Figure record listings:
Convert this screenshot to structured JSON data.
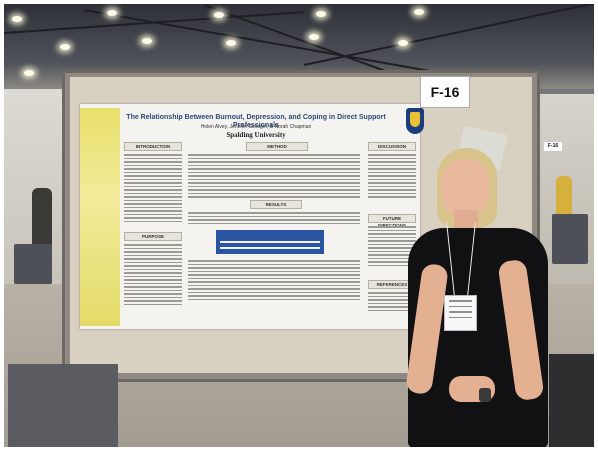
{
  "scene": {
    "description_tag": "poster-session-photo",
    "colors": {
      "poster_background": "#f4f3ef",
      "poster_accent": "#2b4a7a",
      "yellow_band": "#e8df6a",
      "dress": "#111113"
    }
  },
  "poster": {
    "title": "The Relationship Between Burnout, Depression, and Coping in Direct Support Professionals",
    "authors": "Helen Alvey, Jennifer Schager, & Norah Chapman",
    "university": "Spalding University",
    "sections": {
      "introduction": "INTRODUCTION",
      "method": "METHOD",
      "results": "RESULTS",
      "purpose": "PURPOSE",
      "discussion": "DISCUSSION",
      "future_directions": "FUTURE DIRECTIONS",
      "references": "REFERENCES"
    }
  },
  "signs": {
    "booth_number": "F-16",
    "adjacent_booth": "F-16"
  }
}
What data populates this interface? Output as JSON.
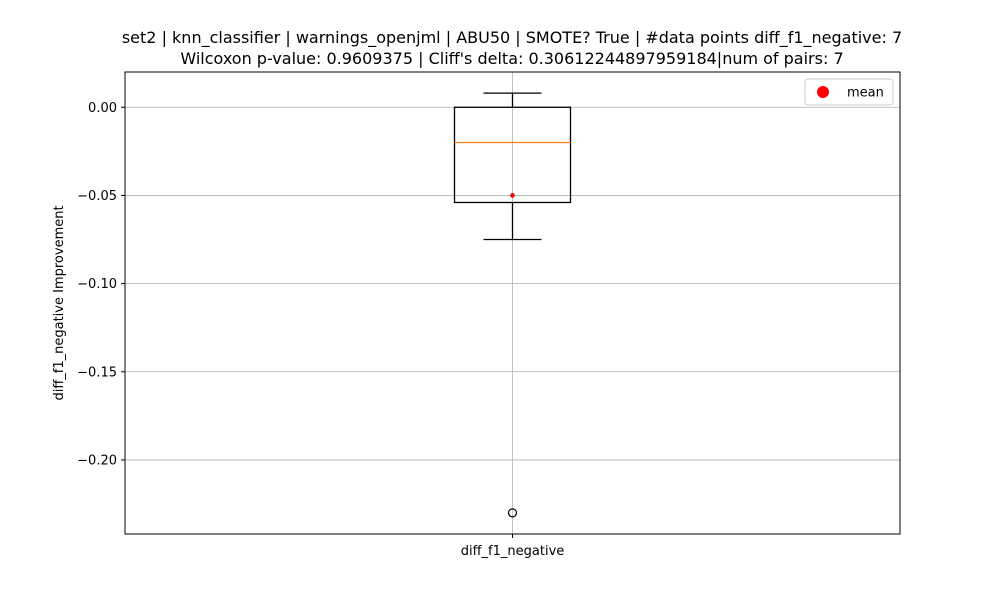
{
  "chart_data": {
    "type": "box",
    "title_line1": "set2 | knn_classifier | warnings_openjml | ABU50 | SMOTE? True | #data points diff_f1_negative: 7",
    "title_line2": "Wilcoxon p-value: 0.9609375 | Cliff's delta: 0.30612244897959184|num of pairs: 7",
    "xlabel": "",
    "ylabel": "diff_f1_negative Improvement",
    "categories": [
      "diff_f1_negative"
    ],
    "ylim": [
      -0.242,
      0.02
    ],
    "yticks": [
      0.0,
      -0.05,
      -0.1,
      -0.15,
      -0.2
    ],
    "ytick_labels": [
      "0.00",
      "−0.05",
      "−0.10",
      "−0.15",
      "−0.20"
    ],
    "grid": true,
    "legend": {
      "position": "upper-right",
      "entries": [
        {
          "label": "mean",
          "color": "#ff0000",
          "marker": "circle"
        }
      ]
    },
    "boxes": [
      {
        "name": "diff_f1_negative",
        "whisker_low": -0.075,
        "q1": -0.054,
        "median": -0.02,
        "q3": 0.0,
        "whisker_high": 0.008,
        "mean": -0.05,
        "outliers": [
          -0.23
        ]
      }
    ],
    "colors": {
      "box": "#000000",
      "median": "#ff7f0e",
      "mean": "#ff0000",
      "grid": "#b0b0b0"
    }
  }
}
--
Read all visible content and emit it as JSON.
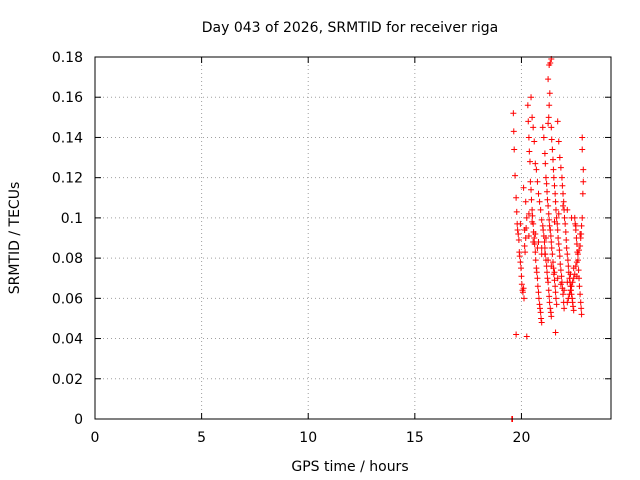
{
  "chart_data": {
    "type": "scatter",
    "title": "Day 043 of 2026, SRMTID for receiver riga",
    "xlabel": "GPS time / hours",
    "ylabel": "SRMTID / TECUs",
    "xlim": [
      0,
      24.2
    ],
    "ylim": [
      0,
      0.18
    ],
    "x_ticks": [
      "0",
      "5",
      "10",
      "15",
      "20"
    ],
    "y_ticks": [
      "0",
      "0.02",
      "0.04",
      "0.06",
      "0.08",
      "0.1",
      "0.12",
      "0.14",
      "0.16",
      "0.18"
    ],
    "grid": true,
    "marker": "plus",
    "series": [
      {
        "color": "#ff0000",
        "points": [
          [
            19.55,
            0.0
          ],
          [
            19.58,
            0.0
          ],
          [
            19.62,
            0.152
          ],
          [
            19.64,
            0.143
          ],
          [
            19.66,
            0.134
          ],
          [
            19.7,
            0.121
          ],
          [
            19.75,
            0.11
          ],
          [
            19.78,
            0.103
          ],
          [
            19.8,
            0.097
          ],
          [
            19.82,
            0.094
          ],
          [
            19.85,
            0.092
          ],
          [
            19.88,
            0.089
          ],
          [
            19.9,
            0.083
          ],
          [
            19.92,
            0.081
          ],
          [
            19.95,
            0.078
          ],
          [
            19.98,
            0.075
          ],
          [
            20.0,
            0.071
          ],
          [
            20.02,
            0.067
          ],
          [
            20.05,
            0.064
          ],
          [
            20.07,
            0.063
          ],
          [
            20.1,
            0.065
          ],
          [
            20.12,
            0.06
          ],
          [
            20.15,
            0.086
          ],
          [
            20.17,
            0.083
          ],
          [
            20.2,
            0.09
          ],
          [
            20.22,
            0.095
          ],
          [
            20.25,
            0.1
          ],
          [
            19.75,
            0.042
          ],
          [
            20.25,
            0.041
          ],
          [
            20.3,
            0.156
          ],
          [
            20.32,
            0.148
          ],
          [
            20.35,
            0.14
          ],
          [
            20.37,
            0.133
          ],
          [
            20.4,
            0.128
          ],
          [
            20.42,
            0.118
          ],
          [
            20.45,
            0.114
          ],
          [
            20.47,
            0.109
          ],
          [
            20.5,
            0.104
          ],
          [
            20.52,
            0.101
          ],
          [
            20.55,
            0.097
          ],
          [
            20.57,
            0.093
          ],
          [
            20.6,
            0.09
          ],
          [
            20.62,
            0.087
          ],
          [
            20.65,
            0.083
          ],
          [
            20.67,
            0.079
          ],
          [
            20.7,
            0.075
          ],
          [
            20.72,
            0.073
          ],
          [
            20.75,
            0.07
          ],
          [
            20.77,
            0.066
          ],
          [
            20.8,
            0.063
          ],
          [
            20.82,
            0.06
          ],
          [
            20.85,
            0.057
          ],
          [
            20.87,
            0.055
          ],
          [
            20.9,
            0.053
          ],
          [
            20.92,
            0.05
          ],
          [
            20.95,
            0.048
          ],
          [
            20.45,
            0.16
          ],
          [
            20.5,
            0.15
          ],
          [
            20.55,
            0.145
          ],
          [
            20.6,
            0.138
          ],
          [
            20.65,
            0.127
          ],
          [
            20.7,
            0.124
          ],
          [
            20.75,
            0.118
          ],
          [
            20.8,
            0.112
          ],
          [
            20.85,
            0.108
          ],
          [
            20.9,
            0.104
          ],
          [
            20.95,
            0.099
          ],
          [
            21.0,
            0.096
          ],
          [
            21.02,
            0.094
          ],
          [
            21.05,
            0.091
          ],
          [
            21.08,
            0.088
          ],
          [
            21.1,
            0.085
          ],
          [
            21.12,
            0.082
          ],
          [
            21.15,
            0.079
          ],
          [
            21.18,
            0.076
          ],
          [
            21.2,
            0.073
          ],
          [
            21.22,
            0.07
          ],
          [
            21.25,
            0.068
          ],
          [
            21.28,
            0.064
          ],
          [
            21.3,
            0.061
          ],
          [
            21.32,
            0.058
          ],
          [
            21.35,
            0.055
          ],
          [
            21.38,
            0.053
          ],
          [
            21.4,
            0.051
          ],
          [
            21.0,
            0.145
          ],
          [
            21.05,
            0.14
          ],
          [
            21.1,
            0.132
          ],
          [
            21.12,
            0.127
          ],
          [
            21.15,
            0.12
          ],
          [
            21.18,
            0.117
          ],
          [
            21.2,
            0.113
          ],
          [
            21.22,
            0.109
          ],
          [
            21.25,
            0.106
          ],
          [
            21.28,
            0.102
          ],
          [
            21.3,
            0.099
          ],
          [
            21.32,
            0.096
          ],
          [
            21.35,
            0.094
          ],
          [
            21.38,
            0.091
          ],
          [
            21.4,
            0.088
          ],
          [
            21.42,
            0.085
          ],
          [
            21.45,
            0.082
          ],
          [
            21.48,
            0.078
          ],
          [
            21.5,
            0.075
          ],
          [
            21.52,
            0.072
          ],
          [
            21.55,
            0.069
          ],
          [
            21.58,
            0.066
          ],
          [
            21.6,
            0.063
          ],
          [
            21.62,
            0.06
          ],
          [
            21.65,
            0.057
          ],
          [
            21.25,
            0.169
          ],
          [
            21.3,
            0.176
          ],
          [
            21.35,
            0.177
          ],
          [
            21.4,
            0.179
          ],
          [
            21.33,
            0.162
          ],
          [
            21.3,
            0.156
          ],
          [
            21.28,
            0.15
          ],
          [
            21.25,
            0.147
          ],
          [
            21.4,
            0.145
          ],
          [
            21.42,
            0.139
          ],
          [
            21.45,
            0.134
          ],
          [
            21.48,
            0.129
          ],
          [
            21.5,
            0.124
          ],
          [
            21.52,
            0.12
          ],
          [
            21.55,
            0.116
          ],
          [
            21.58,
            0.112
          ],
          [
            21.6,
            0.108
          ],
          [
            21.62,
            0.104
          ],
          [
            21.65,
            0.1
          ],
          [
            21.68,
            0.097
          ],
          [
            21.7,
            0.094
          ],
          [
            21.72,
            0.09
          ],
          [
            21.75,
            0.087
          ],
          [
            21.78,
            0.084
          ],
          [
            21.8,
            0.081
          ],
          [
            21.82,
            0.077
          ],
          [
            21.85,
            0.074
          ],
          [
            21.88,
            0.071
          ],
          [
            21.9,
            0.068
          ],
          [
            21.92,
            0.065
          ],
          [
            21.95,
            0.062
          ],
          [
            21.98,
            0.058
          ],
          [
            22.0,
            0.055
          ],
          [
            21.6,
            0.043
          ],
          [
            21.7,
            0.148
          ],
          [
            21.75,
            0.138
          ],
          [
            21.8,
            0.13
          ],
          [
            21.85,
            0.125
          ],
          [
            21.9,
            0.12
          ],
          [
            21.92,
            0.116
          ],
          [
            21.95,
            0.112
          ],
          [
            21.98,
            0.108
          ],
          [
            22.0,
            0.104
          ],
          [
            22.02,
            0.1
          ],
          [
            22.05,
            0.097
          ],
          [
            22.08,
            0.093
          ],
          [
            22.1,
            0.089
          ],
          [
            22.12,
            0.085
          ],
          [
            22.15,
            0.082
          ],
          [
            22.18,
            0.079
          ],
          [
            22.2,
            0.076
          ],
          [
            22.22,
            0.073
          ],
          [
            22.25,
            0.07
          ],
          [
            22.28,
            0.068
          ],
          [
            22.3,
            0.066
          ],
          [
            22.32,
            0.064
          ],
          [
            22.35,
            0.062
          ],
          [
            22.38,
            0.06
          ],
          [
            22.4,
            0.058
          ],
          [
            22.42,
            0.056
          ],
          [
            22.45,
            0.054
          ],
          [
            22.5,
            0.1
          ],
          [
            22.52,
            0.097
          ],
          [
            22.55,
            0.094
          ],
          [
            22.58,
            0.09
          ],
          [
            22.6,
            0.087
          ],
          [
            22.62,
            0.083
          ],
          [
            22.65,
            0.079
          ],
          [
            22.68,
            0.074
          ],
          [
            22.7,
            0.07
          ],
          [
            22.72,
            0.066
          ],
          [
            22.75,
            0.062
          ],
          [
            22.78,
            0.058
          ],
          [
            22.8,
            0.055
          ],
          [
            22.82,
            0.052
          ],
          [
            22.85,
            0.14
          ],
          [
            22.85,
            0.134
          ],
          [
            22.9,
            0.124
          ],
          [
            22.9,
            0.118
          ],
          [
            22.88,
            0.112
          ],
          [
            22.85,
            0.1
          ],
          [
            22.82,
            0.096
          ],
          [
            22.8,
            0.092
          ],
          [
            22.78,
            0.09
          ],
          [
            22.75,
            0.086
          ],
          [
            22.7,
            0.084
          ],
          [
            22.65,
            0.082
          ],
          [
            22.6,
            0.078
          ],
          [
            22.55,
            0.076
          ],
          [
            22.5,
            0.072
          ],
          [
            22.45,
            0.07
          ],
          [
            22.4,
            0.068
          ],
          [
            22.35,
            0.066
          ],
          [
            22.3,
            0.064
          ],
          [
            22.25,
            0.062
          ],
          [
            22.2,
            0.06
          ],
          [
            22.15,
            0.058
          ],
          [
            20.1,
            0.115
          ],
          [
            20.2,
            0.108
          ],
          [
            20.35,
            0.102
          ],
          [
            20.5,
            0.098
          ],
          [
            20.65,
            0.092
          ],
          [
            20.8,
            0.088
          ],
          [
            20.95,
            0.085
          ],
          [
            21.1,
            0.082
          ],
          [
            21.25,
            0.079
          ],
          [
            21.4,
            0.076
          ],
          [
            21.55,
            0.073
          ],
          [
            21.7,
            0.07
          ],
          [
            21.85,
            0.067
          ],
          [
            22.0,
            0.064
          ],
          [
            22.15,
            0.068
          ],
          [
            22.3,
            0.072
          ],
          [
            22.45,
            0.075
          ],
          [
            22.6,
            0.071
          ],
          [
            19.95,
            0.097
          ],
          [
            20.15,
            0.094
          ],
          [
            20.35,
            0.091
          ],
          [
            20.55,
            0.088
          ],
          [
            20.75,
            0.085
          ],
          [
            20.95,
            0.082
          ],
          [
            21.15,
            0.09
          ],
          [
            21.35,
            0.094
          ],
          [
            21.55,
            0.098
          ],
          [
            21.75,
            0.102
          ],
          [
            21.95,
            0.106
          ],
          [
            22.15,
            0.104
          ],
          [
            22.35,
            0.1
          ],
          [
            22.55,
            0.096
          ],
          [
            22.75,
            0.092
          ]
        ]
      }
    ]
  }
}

SHORT EXERCISE:
Search the data above for lines holding "JSON" and copy each of them.

EXERCISE RESPONSE:
Convert this screenshot to structured JSON data.
What data populates this interface? Output as JSON.
Read all visible content and emit it as JSON.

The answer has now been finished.